### Directive
Every line of the data that contains the string "Моделювання" must be copied.

### Data supplied
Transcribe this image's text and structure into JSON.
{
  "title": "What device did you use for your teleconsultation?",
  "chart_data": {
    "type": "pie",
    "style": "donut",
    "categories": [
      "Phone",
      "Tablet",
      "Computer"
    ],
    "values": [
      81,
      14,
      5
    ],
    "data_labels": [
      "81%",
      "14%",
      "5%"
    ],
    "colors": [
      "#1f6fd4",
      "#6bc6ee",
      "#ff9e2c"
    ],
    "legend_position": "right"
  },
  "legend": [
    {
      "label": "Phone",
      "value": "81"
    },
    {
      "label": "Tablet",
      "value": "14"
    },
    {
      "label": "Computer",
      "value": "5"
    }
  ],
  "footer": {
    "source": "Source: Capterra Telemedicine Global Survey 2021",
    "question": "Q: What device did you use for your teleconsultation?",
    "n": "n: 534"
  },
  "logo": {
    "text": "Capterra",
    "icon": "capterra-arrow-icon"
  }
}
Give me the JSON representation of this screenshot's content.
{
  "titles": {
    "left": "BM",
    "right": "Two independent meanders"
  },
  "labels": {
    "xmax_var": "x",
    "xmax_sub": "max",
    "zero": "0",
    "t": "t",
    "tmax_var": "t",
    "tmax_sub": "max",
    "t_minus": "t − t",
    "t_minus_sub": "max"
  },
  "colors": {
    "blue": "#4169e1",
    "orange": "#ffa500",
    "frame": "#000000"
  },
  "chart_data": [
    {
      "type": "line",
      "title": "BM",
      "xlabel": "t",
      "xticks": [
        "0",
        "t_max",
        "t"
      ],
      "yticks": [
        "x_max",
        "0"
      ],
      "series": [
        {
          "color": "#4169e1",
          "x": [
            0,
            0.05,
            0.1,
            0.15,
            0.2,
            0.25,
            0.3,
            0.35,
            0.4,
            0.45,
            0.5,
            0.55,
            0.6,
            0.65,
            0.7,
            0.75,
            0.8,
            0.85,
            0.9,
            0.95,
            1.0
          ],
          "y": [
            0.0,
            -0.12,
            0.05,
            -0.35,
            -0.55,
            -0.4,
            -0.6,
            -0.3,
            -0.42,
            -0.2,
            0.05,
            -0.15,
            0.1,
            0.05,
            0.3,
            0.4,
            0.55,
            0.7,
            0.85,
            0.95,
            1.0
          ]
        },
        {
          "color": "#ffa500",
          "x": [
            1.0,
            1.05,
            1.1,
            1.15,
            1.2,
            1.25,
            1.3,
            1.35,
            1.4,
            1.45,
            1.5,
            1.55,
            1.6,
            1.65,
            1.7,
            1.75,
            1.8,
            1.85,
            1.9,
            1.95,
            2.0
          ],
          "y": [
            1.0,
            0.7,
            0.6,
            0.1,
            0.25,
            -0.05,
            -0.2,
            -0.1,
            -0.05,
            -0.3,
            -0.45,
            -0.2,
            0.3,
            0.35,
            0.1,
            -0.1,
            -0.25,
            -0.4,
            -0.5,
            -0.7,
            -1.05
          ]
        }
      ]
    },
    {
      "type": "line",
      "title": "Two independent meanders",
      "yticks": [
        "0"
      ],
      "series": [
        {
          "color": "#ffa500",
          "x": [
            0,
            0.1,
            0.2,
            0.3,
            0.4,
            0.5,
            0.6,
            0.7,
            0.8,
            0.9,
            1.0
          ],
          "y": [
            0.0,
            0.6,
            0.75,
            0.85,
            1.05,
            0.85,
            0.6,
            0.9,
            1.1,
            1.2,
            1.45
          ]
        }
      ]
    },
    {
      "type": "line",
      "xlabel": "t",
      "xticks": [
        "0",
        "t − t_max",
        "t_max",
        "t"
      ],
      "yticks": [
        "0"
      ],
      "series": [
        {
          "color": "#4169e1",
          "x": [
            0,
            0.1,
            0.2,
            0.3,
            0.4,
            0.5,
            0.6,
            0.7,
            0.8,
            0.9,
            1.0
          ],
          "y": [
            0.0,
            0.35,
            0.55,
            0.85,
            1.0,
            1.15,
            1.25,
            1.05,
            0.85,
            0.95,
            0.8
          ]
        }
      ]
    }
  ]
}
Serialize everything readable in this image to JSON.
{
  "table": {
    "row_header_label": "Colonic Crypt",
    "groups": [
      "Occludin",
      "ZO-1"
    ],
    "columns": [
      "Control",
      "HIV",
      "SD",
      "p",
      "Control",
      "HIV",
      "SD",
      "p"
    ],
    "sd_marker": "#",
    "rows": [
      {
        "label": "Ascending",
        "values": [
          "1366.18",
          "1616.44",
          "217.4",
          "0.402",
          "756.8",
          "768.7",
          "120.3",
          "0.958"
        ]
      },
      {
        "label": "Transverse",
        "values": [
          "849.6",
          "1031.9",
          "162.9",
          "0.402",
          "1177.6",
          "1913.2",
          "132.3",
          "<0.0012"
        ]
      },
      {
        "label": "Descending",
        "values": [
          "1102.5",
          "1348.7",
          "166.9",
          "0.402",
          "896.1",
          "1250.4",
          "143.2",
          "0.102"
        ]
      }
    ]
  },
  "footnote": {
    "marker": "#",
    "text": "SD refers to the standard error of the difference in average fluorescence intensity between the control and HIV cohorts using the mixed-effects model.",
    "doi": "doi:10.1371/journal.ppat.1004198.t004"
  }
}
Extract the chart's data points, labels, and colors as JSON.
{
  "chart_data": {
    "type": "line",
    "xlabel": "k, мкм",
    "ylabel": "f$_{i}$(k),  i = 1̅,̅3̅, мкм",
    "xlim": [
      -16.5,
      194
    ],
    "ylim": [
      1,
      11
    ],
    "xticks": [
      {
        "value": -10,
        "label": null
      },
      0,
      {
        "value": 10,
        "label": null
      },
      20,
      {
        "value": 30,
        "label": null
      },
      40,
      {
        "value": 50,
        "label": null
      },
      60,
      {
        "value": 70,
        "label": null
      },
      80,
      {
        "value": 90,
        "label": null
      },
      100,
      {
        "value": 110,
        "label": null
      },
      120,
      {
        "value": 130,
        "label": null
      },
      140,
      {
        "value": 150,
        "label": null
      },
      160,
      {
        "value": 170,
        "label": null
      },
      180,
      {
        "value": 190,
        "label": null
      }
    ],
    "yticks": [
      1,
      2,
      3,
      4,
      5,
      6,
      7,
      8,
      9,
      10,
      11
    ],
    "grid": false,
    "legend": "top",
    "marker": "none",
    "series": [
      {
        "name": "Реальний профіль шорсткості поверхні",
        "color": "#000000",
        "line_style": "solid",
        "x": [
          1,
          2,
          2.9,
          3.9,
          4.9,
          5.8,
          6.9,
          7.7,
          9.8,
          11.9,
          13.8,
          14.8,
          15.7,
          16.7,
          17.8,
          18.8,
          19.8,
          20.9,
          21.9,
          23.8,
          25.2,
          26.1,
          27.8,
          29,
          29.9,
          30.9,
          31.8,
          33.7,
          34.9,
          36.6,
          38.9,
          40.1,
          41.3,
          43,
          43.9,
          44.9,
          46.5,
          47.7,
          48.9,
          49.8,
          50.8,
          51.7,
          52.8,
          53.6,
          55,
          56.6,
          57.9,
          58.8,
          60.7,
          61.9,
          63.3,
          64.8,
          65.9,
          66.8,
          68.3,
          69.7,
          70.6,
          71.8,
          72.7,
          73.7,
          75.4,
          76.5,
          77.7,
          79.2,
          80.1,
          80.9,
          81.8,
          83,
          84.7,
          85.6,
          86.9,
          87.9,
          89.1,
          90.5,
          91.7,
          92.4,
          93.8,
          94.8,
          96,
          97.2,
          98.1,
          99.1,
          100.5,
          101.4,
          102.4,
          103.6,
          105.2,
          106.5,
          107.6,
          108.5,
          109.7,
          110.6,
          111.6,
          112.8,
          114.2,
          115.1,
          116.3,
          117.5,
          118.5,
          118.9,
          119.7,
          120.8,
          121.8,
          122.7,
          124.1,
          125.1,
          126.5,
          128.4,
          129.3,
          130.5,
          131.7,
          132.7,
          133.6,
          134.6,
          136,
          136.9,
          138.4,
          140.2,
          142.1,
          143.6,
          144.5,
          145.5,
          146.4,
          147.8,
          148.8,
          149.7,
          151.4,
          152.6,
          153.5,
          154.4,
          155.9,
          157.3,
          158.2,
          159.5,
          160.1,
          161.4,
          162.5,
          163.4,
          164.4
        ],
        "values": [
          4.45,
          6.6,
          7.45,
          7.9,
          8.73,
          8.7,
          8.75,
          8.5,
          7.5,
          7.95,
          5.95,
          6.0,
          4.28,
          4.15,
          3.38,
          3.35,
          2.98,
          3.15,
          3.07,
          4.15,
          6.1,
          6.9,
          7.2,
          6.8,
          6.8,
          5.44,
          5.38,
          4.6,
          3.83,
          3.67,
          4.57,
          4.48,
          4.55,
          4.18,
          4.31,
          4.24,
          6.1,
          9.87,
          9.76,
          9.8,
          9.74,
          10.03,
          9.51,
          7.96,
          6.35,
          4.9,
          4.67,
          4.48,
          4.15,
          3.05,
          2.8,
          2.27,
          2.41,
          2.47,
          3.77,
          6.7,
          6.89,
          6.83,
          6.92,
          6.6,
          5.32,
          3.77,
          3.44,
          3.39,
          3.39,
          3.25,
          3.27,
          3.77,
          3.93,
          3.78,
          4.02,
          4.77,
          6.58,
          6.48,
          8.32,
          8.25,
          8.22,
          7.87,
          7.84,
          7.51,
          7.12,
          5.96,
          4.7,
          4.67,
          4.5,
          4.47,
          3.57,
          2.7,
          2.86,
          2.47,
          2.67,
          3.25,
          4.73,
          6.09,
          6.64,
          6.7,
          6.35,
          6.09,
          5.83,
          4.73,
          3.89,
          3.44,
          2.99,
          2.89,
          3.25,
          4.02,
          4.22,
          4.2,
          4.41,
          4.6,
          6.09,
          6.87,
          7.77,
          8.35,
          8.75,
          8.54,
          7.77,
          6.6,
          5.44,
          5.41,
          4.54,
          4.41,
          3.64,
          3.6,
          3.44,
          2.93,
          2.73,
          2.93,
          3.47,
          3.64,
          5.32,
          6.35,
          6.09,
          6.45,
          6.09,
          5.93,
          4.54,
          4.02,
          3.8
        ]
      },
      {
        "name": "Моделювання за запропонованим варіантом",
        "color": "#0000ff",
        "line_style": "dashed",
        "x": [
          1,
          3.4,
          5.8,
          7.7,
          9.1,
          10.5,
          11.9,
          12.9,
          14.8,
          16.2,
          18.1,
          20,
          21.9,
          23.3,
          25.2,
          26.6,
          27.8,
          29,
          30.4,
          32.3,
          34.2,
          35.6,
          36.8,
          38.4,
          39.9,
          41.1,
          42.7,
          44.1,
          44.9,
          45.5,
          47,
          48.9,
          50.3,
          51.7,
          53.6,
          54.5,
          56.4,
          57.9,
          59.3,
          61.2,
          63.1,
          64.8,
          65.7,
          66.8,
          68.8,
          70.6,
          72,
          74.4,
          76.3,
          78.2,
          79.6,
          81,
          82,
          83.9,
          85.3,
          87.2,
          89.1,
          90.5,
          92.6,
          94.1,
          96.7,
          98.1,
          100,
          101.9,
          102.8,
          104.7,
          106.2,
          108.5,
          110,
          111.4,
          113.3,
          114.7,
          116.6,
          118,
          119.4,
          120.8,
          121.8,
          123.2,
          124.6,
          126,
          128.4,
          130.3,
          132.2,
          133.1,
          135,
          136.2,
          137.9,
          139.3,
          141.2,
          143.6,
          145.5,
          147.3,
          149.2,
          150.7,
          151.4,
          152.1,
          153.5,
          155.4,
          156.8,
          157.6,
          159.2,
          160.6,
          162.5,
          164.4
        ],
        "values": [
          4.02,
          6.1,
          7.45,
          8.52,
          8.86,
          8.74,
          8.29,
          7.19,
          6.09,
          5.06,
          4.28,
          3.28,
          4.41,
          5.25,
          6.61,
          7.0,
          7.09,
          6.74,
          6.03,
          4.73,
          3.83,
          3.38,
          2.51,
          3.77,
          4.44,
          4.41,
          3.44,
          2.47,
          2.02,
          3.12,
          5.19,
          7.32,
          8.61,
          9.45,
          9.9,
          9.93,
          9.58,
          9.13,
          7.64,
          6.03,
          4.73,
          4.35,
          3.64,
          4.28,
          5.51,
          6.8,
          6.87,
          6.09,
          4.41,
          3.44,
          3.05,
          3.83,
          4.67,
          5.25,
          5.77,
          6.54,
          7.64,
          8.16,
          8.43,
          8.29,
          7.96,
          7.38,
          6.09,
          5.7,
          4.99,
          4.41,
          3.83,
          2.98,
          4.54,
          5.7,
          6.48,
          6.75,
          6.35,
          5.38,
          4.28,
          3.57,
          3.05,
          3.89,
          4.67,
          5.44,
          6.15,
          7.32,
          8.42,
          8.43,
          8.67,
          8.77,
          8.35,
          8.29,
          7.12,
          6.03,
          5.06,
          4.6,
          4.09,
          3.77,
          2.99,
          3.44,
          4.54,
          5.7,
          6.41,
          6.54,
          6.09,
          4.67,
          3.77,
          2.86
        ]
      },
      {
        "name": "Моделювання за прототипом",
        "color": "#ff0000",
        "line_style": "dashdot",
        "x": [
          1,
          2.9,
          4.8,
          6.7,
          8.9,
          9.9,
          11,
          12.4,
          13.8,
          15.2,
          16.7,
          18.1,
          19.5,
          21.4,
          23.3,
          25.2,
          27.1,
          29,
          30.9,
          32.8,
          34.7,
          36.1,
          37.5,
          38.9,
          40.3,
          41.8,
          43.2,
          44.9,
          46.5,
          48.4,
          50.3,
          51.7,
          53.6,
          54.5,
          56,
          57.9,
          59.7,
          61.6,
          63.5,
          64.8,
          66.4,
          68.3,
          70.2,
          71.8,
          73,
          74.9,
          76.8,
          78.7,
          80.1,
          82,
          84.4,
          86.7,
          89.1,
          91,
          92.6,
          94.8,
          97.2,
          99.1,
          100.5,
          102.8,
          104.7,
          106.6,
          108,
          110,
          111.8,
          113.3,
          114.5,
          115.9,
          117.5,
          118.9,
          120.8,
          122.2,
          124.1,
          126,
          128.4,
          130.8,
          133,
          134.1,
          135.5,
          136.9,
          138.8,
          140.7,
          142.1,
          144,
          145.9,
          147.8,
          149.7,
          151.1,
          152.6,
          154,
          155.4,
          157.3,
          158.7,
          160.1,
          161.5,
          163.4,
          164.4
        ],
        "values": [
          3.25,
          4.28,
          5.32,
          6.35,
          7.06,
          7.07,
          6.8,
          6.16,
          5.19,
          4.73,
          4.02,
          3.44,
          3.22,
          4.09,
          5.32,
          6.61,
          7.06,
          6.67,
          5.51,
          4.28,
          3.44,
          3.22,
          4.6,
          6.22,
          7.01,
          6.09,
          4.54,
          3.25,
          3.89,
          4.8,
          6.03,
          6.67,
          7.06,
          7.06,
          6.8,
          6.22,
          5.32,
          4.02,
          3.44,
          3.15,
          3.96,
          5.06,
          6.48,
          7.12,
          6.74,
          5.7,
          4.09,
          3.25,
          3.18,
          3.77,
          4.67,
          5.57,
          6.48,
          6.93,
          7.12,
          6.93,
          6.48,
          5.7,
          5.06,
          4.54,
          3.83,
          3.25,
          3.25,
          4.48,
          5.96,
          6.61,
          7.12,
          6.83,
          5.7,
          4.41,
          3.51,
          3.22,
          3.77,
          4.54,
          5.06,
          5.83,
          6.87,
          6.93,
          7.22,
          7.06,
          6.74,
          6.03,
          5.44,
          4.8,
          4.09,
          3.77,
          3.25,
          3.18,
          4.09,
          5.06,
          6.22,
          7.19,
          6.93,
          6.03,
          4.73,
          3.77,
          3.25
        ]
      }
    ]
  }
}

### Exercise response
        "name": "Моделювання за запропонованим варіантом",
        "name": "Моделювання за прототипом",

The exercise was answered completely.